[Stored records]
----

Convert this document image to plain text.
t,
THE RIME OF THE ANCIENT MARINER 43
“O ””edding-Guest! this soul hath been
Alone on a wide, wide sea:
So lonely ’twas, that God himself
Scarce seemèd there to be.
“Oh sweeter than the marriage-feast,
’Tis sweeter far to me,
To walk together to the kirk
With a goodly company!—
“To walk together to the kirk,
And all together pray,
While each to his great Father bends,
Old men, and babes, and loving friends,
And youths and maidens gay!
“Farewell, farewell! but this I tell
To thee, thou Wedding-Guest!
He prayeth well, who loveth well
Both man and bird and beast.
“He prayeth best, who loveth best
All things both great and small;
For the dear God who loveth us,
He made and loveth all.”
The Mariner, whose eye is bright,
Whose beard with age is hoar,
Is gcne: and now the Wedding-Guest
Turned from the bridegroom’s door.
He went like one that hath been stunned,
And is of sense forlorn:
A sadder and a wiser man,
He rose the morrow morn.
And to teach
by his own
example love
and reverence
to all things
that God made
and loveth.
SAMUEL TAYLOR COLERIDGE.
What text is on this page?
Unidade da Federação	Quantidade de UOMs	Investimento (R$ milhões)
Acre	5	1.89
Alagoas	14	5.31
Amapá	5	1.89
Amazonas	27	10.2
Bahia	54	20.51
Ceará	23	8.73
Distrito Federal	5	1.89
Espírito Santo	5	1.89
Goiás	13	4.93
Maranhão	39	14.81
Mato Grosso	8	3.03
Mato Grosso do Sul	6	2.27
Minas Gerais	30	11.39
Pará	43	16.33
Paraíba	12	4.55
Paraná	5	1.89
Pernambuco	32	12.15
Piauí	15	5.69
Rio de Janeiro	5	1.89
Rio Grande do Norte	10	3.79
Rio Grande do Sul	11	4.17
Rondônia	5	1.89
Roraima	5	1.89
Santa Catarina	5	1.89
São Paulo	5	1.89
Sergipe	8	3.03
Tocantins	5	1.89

----

**Goal:** Find each line in the records holding the string "things" and show it.

**Response to this exercise:**
All things both great and small;
to all things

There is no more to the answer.